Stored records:
☆ ☆ ☆

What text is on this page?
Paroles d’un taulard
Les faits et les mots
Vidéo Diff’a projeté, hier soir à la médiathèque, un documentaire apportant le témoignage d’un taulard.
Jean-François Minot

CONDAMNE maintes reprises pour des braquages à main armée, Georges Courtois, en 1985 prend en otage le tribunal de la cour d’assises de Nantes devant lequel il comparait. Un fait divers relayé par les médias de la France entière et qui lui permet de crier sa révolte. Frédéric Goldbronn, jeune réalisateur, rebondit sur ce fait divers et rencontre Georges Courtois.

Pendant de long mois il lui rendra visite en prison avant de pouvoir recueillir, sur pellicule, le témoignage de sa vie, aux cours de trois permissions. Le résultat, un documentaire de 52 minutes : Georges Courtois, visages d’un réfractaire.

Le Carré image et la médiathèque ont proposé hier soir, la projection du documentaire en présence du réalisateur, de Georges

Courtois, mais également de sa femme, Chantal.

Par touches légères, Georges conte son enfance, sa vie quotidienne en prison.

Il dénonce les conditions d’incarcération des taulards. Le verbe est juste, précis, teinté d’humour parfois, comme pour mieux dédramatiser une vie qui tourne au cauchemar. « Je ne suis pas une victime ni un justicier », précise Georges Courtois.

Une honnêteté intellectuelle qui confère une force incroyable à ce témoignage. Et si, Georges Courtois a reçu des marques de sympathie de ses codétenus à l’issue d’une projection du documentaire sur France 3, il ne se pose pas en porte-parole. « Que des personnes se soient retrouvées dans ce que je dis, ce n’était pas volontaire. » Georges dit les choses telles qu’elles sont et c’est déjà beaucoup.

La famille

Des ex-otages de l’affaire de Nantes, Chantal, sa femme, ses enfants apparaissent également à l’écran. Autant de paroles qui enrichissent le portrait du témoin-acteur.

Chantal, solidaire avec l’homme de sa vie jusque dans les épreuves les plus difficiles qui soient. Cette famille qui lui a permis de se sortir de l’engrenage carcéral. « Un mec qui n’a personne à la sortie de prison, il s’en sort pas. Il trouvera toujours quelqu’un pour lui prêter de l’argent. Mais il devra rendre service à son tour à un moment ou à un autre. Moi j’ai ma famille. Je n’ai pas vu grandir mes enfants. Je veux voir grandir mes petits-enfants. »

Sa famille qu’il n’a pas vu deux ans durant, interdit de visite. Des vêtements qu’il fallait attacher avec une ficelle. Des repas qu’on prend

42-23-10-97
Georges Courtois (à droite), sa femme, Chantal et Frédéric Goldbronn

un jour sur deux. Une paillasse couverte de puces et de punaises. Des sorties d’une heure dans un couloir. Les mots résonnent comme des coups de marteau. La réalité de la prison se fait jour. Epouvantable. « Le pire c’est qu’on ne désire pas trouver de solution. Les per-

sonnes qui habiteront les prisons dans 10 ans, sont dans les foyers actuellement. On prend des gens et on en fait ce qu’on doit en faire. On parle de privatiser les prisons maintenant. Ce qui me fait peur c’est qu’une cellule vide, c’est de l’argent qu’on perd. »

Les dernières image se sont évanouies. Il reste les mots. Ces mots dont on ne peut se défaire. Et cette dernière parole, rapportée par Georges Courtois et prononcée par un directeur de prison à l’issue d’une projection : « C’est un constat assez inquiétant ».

☆ ☆ ☆

The problem: Output all records verbatim.

Solved problem:
What text is on this page?
Paroles d’un taulard
Les faits et les mots
Vidéo Diff’a projeté, hier soir à la médiathèque, un documentaire apportant le témoignage d’un taulard.
Jean-François Minot

CONDAMNE maintes reprises pour des braquages à main armée, Georges Courtois, en 1985 prend en otage le tribunal de la cour d’assises de Nantes devant lequel il comparait. Un fait divers relayé par les médias de la France entière et qui lui permet de crier sa révolte. Frédéric Goldbronn, jeune réalisateur, rebondit sur ce fait divers et rencontre Georges Courtois.

Pendant de long mois il lui rendra visite en prison avant de pouvoir recueillir, sur pellicule, le témoignage de sa vie, aux cours de trois permissions. Le résultat, un documentaire de 52 minutes : Georges Courtois, visages d’un réfractaire.

Le Carré image et la médiathèque ont proposé hier soir, la projection du documentaire en présence du réalisateur, de Georges

Courtois, mais également de sa femme, Chantal.

Par touches légères, Georges conte son enfance, sa vie quotidienne en prison.

Il dénonce les conditions d’incarcération des taulards. Le verbe est juste, précis, teinté d’humour parfois, comme pour mieux dédramatiser une vie qui tourne au cauchemar. « Je ne suis pas une victime ni un justicier », précise Georges Courtois.

Une honnêteté intellectuelle qui confère une force incroyable à ce témoignage. Et si, Georges Courtois a reçu des marques de sympathie de ses codétenus à l’issue d’une projection du documentaire sur France 3, il ne se pose pas en porte-parole. « Que des personnes se soient retrouvées dans ce que je dis, ce n’était pas volontaire. » Georges dit les choses telles qu’elles sont et c’est déjà beaucoup.

La famille

Des ex-otages de l’affaire de Nantes, Chantal, sa femme, ses enfants apparaissent également à l’écran. Autant de paroles qui enrichissent le portrait du témoin-acteur.

Chantal, solidaire avec l’homme de sa vie jusque dans les épreuves les plus difficiles qui soient. Cette famille qui lui a permis de se sortir de l’engrenage carcéral. « Un mec qui n’a personne à la sortie de prison, il s’en sort pas. Il trouvera toujours quelqu’un pour lui prêter de l’argent. Mais il devra rendre service à son tour à un moment ou à un autre. Moi j’ai ma famille. Je n’ai pas vu grandir mes enfants. Je veux voir grandir mes petits-enfants. »

Sa famille qu’il n’a pas vu deux ans durant, interdit de visite. Des vêtements qu’il fallait attacher avec une ficelle. Des repas qu’on prend

42-23-10-97
Georges Courtois (à droite), sa femme, Chantal et Frédéric Goldbronn

un jour sur deux. Une paillasse couverte de puces et de punaises. Des sorties d’une heure dans un couloir. Les mots résonnent comme des coups de marteau. La réalité de la prison se fait jour. Epouvantable. « Le pire c’est qu’on ne désire pas trouver de solution. Les per-

sonnes qui habiteront les prisons dans 10 ans, sont dans les foyers actuellement. On prend des gens et on en fait ce qu’on doit en faire. On parle de privatiser les prisons maintenant. Ce qui me fait peur c’est qu’une cellule vide, c’est de l’argent qu’on perd. »

Les dernières image se sont évanouies. Il reste les mots. Ces mots dont on ne peut se défaire. Et cette dernière parole, rapportée par Georges Courtois et prononcée par un directeur de prison à l’issue d’une projection : « C’est un constat assez inquiétant ».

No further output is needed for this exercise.